[Begin Extracted data]

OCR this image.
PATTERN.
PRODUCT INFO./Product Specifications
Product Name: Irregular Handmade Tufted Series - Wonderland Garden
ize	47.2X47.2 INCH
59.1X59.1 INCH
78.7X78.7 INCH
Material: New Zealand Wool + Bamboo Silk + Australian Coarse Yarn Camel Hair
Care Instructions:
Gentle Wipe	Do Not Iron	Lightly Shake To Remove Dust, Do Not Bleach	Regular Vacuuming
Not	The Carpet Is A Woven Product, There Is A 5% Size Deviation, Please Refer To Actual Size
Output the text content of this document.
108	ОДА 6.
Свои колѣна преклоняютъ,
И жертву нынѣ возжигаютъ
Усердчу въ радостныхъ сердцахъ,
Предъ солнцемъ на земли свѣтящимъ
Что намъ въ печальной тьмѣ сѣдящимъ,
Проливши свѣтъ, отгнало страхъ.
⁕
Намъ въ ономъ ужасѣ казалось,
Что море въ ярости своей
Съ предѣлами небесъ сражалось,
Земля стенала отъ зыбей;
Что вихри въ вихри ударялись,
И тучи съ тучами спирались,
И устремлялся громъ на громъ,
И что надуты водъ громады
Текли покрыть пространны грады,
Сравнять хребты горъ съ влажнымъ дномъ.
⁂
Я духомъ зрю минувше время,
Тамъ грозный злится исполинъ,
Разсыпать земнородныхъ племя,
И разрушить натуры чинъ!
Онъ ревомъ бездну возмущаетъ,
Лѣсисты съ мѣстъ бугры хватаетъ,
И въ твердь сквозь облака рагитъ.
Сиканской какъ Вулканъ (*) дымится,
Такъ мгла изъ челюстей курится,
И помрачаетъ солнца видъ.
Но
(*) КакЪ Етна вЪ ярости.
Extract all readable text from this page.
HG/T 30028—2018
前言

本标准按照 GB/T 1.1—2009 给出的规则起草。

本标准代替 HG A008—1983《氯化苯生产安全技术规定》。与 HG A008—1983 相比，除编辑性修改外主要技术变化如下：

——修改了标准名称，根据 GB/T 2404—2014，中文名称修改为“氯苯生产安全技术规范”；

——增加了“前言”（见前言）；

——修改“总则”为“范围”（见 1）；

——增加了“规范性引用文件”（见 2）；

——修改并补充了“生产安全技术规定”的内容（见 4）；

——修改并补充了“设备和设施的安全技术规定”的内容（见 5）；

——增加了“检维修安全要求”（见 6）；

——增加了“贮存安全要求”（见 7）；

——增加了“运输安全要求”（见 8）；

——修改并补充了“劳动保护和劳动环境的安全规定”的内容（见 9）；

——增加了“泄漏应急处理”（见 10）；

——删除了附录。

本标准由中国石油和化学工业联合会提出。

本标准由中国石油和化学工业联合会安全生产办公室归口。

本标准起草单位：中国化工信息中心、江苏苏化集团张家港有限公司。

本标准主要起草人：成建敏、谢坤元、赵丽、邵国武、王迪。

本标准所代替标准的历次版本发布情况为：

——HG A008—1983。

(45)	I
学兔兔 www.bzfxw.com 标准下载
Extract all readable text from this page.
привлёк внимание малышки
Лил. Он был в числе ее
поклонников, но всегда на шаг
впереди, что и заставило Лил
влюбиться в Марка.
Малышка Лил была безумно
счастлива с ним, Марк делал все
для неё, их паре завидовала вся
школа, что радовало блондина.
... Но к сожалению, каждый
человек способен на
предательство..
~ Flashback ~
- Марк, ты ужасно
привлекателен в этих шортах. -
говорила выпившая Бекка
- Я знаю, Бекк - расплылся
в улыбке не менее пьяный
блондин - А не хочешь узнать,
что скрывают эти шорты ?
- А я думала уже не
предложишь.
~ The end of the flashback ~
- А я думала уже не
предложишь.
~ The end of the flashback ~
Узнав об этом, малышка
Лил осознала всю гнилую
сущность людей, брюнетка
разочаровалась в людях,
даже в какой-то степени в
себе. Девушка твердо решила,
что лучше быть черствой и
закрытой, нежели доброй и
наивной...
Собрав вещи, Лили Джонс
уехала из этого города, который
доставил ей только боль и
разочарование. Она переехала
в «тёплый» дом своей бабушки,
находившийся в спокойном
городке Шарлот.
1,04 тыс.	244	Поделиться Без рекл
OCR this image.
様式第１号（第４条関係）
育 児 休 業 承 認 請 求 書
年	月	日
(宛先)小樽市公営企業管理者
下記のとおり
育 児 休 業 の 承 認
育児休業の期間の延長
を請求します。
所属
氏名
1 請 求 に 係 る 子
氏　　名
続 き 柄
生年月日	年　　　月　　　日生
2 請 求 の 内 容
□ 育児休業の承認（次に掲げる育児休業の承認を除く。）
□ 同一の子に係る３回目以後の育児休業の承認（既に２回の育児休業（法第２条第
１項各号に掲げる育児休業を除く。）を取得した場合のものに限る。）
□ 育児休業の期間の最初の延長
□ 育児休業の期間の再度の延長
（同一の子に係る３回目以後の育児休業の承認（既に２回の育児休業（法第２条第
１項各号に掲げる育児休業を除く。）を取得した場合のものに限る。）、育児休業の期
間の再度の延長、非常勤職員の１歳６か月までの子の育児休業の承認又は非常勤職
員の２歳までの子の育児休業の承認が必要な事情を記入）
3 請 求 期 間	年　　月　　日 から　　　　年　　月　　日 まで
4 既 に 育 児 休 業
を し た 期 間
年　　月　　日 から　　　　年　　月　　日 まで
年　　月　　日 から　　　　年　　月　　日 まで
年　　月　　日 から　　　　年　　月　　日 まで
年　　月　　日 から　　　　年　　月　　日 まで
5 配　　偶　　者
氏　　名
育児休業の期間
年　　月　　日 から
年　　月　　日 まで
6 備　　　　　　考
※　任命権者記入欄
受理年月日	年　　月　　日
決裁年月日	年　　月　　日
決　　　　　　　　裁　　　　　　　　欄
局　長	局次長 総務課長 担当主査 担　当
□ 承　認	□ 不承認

[End Extracted data]

**The request:**
Take the entries above and transcribe them in full.

**Completed exercise:**
OCR this image.
PATTERN.
PRODUCT INFO./Product Specifications
Product Name: Irregular Handmade Tufted Series - Wonderland Garden
ize	47.2X47.2 INCH
59.1X59.1 INCH
78.7X78.7 INCH
Material: New Zealand Wool + Bamboo Silk + Australian Coarse Yarn Camel Hair
Care Instructions:
Gentle Wipe	Do Not Iron	Lightly Shake To Remove Dust, Do Not Bleach	Regular Vacuuming
Not	The Carpet Is A Woven Product, There Is A 5% Size Deviation, Please Refer To Actual Size
Output the text content of this document.
108	ОДА 6.
Свои колѣна преклоняютъ,
И жертву нынѣ возжигаютъ
Усердчу въ радостныхъ сердцахъ,
Предъ солнцемъ на земли свѣтящимъ
Что намъ въ печальной тьмѣ сѣдящимъ,
Проливши свѣтъ, отгнало страхъ.
⁕
Намъ въ ономъ ужасѣ казалось,
Что море въ ярости своей
Съ предѣлами небесъ сражалось,
Земля стенала отъ зыбей;
Что вихри въ вихри ударялись,
И тучи съ тучами спирались,
И устремлялся громъ на громъ,
И что надуты водъ громады
Текли покрыть пространны грады,
Сравнять хребты горъ съ влажнымъ дномъ.
⁂
Я духомъ зрю минувше время,
Тамъ грозный злится исполинъ,
Разсыпать земнородныхъ племя,
И разрушить натуры чинъ!
Онъ ревомъ бездну возмущаетъ,
Лѣсисты съ мѣстъ бугры хватаетъ,
И въ твердь сквозь облака рагитъ.
Сиканской какъ Вулканъ (*) дымится,
Такъ мгла изъ челюстей курится,
И помрачаетъ солнца видъ.
Но
(*) КакЪ Етна вЪ ярости.
Extract all readable text from this page.
HG/T 30028—2018
前言

本标准按照 GB/T 1.1—2009 给出的规则起草。

本标准代替 HG A008—1983《氯化苯生产安全技术规定》。与 HG A008—1983 相比，除编辑性修改外主要技术变化如下：

——修改了标准名称，根据 GB/T 2404—2014，中文名称修改为“氯苯生产安全技术规范”；

——增加了“前言”（见前言）；

——修改“总则”为“范围”（见 1）；

——增加了“规范性引用文件”（见 2）；

——修改并补充了“生产安全技术规定”的内容（见 4）；

——修改并补充了“设备和设施的安全技术规定”的内容（见 5）；

——增加了“检维修安全要求”（见 6）；

——增加了“贮存安全要求”（见 7）；

——增加了“运输安全要求”（见 8）；

——修改并补充了“劳动保护和劳动环境的安全规定”的内容（见 9）；

——增加了“泄漏应急处理”（见 10）；

——删除了附录。

本标准由中国石油和化学工业联合会提出。

本标准由中国石油和化学工业联合会安全生产办公室归口。

本标准起草单位：中国化工信息中心、江苏苏化集团张家港有限公司。

本标准主要起草人：成建敏、谢坤元、赵丽、邵国武、王迪。

本标准所代替标准的历次版本发布情况为：

——HG A008—1983。

(45)	I
学兔兔 www.bzfxw.com 标准下载
Extract all readable text from this page.
привлёк внимание малышки
Лил. Он был в числе ее
поклонников, но всегда на шаг
впереди, что и заставило Лил
влюбиться в Марка.
Малышка Лил была безумно
счастлива с ним, Марк делал все
для неё, их паре завидовала вся
школа, что радовало блондина.
... Но к сожалению, каждый
человек способен на
предательство..
~ Flashback ~
- Марк, ты ужасно
привлекателен в этих шортах. -
говорила выпившая Бекка
- Я знаю, Бекк - расплылся
в улыбке не менее пьяный
блондин - А не хочешь узнать,
что скрывают эти шорты ?
- А я думала уже не
предложишь.
~ The end of the flashback ~
- А я думала уже не
предложишь.
~ The end of the flashback ~
Узнав об этом, малышка
Лил осознала всю гнилую
сущность людей, брюнетка
разочаровалась в людях,
даже в какой-то степени в
себе. Девушка твердо решила,
что лучше быть черствой и
закрытой, нежели доброй и
наивной...
Собрав вещи, Лили Джонс
уехала из этого города, который
доставил ей только боль и
разочарование. Она переехала
в «тёплый» дом своей бабушки,
находившийся в спокойном
городке Шарлот.
1,04 тыс.	244	Поделиться Без рекл
OCR this image.
様式第１号（第４条関係）
育 児 休 業 承 認 請 求 書
年	月	日
(宛先)小樽市公営企業管理者
下記のとおり
育 児 休 業 の 承 認
育児休業の期間の延長
を請求します。
所属
氏名
1 請 求 に 係 る 子
氏　　名
続 き 柄
生年月日	年　　　月　　　日生
2 請 求 の 内 容
□ 育児休業の承認（次に掲げる育児休業の承認を除く。）
□ 同一の子に係る３回目以後の育児休業の承認（既に２回の育児休業（法第２条第
１項各号に掲げる育児休業を除く。）を取得した場合のものに限る。）
□ 育児休業の期間の最初の延長
□ 育児休業の期間の再度の延長
（同一の子に係る３回目以後の育児休業の承認（既に２回の育児休業（法第２条第
１項各号に掲げる育児休業を除く。）を取得した場合のものに限る。）、育児休業の期
間の再度の延長、非常勤職員の１歳６か月までの子の育児休業の承認又は非常勤職
員の２歳までの子の育児休業の承認が必要な事情を記入）
3 請 求 期 間	年　　月　　日 から　　　　年　　月　　日 まで
4 既 に 育 児 休 業
を し た 期 間
年　　月　　日 から　　　　年　　月　　日 まで
年　　月　　日 から　　　　年　　月　　日 まで
年　　月　　日 から　　　　年　　月　　日 まで
年　　月　　日 から　　　　年　　月　　日 まで
5 配　　偶　　者
氏　　名
育児休業の期間
年　　月　　日 から
年　　月　　日 まで
6 備　　　　　　考
※　任命権者記入欄
受理年月日	年　　月　　日
決裁年月日	年　　月　　日
決　　　　　　　　裁　　　　　　　　欄
局　長	局次長 総務課長 担当主査 担　当
□ 承　認	□ 不承認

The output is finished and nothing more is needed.